◆ Aim
In the material below, find every line with "ASCII" and pull it out.

◆ Supplied records
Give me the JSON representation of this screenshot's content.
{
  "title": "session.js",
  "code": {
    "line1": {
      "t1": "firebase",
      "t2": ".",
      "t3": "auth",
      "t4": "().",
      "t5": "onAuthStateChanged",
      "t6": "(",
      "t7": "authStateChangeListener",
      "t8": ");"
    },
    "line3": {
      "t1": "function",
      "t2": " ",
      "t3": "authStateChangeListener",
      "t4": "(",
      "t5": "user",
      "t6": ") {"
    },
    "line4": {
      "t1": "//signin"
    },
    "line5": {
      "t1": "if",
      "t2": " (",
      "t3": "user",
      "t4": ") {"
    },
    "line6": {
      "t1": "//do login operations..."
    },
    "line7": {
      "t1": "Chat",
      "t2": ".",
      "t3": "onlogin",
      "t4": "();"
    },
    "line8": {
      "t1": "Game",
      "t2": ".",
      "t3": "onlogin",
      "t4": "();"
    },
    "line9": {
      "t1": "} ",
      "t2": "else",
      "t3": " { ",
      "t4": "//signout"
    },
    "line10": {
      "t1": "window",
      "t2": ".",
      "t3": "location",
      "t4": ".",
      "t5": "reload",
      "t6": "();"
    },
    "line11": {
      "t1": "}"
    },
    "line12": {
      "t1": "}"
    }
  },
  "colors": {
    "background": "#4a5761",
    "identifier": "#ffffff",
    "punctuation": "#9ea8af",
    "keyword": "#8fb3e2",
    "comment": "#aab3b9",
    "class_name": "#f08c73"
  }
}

--

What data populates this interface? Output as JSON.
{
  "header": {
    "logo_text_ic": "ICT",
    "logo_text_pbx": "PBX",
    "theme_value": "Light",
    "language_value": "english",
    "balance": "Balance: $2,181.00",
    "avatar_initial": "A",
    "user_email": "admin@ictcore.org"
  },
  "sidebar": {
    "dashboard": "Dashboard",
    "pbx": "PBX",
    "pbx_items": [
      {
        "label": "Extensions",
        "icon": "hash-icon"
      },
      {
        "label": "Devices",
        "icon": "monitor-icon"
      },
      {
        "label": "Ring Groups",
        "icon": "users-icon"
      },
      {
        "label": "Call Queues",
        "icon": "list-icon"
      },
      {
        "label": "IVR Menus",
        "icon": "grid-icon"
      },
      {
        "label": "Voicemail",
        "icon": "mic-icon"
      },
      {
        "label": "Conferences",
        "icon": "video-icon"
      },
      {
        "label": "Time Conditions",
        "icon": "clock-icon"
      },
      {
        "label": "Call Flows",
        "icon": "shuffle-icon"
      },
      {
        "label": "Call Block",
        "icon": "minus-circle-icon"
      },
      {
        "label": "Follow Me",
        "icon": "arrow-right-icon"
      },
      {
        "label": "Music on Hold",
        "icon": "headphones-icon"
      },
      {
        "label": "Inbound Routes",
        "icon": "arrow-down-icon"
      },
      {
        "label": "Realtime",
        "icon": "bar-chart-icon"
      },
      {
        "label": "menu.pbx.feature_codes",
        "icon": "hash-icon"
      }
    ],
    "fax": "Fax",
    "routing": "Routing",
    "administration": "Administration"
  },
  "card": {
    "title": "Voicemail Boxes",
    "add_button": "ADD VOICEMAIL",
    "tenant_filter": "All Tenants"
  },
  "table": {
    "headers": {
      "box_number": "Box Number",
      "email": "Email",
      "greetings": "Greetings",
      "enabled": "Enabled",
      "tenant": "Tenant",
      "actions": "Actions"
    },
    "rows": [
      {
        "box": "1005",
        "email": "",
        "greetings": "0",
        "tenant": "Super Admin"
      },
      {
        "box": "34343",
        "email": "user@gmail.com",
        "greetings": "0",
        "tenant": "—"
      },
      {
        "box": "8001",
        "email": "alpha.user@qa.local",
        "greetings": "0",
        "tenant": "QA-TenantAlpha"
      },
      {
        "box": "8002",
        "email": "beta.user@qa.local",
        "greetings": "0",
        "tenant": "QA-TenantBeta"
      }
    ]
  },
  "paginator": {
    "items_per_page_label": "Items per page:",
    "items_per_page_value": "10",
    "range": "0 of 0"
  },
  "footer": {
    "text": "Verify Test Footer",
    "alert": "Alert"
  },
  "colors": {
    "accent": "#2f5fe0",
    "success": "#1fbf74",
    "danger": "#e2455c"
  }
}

--

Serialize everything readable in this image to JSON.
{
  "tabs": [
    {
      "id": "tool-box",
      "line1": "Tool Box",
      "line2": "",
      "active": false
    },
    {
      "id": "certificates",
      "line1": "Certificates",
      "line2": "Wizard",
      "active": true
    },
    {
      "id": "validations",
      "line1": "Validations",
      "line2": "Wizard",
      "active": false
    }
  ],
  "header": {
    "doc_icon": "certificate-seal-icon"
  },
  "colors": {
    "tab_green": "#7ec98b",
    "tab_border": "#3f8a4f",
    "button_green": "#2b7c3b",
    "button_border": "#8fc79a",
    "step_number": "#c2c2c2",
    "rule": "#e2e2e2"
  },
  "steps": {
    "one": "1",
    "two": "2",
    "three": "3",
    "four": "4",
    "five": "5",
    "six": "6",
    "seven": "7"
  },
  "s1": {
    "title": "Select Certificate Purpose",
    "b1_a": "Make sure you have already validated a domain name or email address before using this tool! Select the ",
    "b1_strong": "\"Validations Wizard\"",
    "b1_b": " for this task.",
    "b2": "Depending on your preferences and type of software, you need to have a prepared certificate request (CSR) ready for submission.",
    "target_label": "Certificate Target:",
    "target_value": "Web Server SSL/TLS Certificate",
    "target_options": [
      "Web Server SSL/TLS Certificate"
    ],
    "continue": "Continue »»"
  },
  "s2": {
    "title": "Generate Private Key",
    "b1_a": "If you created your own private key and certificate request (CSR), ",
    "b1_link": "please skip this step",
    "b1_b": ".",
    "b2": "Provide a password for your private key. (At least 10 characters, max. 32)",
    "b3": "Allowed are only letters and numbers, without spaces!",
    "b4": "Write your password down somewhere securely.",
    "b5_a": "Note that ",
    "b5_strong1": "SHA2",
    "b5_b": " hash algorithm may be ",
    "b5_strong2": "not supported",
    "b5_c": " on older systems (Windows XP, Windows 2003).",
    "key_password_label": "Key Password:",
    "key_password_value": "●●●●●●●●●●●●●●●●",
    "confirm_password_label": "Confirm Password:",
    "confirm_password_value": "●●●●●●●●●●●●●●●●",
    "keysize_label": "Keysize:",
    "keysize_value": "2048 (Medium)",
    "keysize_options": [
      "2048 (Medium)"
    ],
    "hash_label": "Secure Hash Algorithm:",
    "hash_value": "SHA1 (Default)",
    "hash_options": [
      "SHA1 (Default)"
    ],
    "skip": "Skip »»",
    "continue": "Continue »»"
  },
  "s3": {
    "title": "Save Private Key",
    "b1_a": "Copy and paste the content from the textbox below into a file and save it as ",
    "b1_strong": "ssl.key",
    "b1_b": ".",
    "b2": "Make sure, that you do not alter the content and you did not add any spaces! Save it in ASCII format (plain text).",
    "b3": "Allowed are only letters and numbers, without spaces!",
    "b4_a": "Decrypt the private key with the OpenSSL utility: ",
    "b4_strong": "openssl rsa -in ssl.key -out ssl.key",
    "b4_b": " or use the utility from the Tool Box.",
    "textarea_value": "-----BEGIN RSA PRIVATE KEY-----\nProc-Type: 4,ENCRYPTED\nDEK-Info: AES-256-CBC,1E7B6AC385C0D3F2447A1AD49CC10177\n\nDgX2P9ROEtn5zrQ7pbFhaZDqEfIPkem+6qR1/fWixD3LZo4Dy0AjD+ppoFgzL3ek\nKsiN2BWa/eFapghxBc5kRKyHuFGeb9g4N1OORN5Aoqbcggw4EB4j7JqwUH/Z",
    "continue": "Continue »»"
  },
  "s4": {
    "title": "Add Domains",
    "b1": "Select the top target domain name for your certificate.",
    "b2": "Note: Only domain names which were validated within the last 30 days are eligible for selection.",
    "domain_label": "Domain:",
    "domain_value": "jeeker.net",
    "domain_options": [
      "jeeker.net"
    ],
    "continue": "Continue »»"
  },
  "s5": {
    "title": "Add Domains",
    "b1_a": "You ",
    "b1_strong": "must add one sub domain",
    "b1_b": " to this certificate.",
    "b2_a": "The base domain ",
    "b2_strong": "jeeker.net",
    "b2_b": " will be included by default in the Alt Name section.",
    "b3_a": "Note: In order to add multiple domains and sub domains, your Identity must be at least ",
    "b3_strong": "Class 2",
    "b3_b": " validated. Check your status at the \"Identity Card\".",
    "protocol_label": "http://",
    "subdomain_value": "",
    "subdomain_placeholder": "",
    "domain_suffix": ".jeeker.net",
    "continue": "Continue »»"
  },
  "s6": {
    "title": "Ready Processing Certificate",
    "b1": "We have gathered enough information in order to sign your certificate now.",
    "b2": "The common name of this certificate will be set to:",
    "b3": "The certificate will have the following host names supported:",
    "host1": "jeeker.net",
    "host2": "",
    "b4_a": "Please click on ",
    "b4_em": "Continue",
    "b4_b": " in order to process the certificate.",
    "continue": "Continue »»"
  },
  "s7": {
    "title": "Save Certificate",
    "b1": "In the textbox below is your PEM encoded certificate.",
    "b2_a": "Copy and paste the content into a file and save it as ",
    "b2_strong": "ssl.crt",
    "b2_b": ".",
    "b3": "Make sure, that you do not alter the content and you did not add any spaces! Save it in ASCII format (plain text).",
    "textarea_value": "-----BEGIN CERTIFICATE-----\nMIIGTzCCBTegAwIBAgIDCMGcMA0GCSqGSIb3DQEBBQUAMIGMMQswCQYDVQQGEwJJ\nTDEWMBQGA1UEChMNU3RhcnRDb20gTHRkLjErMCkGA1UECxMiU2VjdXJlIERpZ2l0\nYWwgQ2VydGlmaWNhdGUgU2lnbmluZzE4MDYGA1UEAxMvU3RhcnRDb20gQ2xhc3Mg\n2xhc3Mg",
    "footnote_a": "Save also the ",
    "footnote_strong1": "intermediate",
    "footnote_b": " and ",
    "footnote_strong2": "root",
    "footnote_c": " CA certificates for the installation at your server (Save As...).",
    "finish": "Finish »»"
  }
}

◆ Output of the exercise
    "b2": "Make sure, that you do not alter the content and you did not add any spaces! Save it in ASCII format (plain text).",
    "b3": "Make sure, that you do not alter the content and you did not add any spaces! Save it in ASCII format (plain text).",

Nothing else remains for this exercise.